--- start of ROWS ---

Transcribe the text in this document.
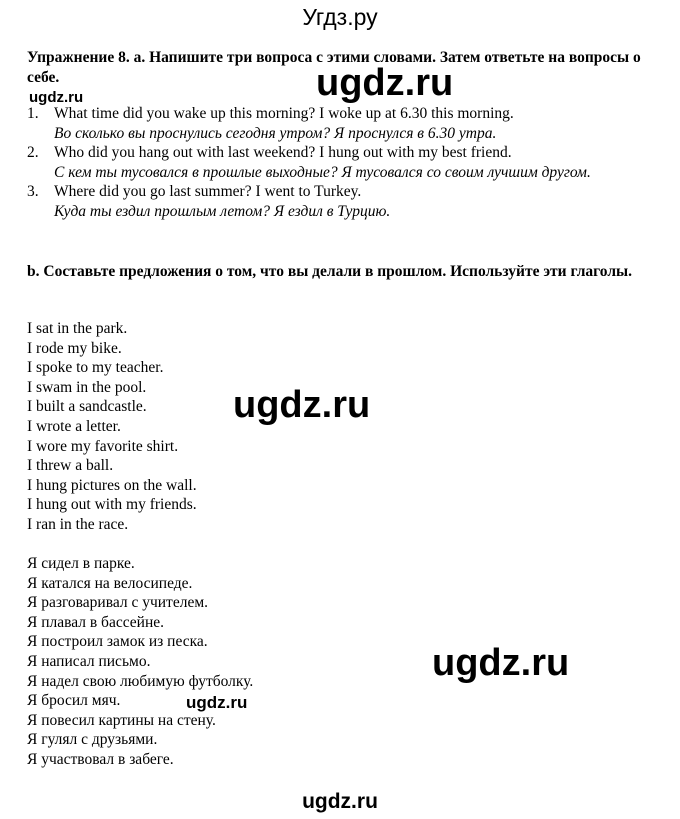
Угдз.ру

Упражнение 8. а. Напишите три вопроса с этими словами. Затем ответьте на вопросы о себе.

1. What time did you wake up this morning? I woke up at 6.30 this morning.
Во сколько вы проснулись сегодня утром? Я проснулся в 6.30 утра.
2. Who did you hang out with last weekend? I hung out with my best friend.
С кем ты тусовался в прошлые выходные? Я тусовался со своим лучшим другом.
3. Where did you go last summer? I went to Turkey.
Куда ты ездил прошлым летом? Я ездил в Турцию.

b. Составьте предложения о том, что вы делали в прошлом. Используйте эти глаголы.

I sat in the park.
I rode my bike.
I spoke to my teacher.
I swam in the pool.
I built a sandcastle.
I wrote a letter.
I wore my favorite shirt.
I threw a ball.
I hung pictures on the wall.
I hung out with my friends.
I ran in the race.
Я сидел в парке.
Я катался на велосипеде.
Я разговаривал с учителем.
Я плавал в бассейне.
Я построил замок из песка.
Я написал письмо.
Я надел свою любимую футболку.
Я бросил мяч.
Я повесил картины на стену.
Я гулял с друзьями.
Я участвовал в забеге.
ugdz.ru	ugdz.ru
ugdz.ru
ugdz.ru
ugdz.ru
ugdz.ru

--- end of ROWS ---

* THE PROBLEM: Find the word "with" in the records and pull out each line that has it.

* RESPONSE TO THIS EXERCISE:
2. Who did you hang out with last weekend? I hung out with my best friend.
I hung out with my friends.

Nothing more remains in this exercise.